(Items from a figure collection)
=-=-=

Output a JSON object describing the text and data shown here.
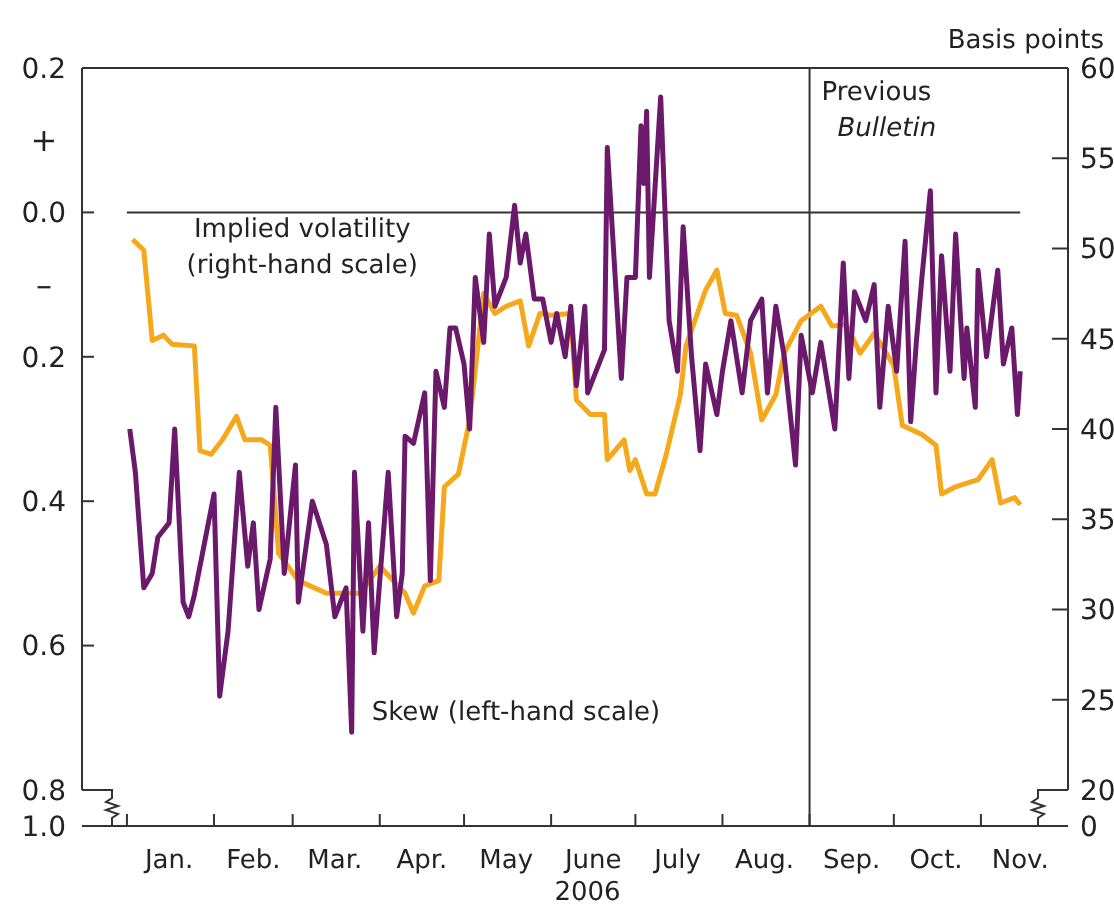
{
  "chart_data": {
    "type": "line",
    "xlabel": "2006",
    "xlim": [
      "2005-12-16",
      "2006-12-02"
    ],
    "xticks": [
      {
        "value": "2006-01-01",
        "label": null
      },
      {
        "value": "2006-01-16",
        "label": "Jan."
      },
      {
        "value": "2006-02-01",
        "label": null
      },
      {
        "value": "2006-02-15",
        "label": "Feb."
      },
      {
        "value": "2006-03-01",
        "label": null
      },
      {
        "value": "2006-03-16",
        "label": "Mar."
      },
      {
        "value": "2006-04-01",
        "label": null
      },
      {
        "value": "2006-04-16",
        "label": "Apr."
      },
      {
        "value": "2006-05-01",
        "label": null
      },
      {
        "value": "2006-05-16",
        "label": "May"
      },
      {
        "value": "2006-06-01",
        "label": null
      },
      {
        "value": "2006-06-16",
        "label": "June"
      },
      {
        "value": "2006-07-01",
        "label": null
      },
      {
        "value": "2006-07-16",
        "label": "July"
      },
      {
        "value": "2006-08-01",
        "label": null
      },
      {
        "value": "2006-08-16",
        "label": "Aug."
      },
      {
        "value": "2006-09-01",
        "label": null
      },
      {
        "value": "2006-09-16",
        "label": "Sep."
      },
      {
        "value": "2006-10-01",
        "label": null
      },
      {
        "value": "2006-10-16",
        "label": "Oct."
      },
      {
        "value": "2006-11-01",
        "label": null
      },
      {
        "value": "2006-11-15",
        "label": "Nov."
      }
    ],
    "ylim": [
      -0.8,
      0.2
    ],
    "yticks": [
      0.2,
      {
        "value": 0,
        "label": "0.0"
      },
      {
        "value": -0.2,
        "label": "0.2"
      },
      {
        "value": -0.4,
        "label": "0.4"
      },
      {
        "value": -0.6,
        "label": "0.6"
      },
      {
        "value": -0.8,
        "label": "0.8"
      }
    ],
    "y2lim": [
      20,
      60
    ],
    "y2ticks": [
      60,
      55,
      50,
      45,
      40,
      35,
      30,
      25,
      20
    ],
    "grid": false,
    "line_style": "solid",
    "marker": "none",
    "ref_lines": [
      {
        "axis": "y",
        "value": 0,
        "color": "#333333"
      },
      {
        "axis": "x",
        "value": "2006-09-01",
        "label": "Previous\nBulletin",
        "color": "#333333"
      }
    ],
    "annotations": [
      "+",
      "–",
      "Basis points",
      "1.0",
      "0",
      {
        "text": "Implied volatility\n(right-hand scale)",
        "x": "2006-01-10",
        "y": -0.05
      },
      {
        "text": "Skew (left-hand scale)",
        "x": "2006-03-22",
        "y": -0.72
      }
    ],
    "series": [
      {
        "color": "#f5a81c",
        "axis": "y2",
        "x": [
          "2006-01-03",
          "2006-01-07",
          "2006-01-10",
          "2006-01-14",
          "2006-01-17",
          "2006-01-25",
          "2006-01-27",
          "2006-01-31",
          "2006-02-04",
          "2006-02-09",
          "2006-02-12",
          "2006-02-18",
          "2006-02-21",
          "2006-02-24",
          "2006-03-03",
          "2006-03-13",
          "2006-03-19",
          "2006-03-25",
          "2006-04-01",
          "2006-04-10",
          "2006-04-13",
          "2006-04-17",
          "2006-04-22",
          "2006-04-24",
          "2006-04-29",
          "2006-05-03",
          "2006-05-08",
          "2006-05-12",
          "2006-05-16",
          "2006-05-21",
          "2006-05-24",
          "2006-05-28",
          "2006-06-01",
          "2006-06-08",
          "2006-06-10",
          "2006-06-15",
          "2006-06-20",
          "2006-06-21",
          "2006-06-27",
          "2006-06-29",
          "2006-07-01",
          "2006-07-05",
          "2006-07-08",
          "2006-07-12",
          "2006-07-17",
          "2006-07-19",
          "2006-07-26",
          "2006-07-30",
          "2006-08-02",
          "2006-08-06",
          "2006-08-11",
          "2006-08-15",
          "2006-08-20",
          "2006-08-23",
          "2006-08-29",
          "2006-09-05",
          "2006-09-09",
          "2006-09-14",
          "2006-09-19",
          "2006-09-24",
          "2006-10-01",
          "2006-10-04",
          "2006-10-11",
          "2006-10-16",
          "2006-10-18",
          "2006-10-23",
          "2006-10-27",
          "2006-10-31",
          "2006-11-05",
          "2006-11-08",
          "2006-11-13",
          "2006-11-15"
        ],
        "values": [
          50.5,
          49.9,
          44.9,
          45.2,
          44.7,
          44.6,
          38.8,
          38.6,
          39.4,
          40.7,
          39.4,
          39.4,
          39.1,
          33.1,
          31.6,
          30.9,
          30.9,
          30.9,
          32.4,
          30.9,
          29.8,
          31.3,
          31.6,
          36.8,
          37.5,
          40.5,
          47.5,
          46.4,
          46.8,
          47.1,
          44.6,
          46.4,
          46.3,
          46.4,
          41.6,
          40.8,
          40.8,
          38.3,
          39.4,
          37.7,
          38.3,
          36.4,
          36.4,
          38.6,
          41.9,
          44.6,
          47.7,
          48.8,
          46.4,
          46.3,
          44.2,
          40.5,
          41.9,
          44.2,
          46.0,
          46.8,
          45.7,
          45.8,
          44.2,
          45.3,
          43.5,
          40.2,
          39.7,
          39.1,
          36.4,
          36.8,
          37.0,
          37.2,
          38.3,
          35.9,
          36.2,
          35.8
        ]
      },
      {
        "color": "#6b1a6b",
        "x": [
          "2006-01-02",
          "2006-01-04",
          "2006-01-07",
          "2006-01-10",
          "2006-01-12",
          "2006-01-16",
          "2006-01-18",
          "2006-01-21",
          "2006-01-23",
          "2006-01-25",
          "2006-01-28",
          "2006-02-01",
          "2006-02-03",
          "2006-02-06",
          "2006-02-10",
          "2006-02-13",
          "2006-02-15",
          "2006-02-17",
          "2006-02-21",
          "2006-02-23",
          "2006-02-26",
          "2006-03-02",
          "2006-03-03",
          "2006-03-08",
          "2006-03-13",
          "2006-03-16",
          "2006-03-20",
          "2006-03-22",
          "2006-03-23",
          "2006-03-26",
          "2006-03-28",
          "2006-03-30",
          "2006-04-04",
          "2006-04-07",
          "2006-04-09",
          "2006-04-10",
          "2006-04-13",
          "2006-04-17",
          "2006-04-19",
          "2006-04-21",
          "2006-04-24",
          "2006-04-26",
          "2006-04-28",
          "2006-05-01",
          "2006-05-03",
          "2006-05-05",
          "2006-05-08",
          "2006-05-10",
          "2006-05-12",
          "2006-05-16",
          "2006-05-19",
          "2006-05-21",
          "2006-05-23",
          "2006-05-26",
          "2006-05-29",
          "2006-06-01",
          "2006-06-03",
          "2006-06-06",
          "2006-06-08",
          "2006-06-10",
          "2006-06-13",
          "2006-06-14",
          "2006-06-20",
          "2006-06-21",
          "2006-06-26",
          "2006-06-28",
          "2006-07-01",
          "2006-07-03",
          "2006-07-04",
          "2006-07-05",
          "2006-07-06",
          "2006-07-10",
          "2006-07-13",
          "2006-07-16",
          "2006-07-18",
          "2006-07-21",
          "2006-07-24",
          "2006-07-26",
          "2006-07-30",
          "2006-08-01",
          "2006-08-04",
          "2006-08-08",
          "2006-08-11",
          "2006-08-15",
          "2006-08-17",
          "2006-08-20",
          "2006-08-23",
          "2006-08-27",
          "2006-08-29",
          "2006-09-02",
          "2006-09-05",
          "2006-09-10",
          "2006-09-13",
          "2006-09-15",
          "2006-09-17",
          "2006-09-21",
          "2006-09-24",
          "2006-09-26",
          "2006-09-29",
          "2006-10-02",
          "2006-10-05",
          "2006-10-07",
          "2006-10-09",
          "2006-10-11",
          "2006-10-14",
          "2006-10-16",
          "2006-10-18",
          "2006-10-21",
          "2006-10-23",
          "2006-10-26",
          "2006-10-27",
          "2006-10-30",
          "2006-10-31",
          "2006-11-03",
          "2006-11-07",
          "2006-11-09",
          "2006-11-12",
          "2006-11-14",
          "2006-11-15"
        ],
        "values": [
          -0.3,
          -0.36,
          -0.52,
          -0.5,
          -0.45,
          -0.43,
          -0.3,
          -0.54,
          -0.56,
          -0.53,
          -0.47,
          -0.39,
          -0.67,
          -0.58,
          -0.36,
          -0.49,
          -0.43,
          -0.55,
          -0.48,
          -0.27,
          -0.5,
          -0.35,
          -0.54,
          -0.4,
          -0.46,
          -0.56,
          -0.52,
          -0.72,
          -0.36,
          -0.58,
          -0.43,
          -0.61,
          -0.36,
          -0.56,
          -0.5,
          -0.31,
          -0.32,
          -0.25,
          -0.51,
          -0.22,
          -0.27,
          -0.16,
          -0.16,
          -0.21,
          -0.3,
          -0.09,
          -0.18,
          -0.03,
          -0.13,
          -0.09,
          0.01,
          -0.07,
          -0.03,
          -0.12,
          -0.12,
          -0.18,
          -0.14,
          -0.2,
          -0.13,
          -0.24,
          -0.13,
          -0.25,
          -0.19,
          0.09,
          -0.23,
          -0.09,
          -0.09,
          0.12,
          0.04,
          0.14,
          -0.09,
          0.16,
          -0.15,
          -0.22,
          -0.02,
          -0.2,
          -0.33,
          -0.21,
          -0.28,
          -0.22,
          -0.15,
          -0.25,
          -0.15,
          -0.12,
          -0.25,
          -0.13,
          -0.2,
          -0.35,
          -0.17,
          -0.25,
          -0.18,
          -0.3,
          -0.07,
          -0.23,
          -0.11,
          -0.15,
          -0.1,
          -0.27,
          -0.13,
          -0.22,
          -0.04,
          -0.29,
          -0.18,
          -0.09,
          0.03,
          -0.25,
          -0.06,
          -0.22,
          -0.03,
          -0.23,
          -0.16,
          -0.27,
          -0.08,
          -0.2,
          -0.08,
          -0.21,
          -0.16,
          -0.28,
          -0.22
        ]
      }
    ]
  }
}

=-=-=

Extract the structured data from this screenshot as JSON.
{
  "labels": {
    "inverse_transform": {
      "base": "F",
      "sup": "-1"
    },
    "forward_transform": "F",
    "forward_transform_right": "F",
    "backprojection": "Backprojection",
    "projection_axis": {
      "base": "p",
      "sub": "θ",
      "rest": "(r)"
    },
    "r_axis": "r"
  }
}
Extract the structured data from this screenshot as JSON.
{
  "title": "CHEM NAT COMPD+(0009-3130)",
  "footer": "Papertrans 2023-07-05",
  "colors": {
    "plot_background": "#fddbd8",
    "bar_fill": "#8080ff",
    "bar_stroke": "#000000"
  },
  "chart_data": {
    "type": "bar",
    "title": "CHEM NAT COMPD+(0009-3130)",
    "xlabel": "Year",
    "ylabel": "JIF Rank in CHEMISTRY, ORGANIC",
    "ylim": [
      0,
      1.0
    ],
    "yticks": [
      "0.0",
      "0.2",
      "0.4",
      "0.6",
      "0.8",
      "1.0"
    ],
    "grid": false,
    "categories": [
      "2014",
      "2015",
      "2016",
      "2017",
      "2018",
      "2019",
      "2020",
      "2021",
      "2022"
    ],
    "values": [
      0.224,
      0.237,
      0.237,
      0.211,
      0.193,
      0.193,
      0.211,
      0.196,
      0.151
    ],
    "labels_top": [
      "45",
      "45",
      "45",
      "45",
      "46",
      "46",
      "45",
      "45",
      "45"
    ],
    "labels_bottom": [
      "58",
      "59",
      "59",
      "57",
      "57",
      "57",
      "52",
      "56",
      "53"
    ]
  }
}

=-=-=

Your goal:
Search the data above for the string "title" and copy each line that has it.

Answer in full:
  "title": "CHEM NAT COMPD+(0009-3130)",
    "title": "CHEM NAT COMPD+(0009-3130)",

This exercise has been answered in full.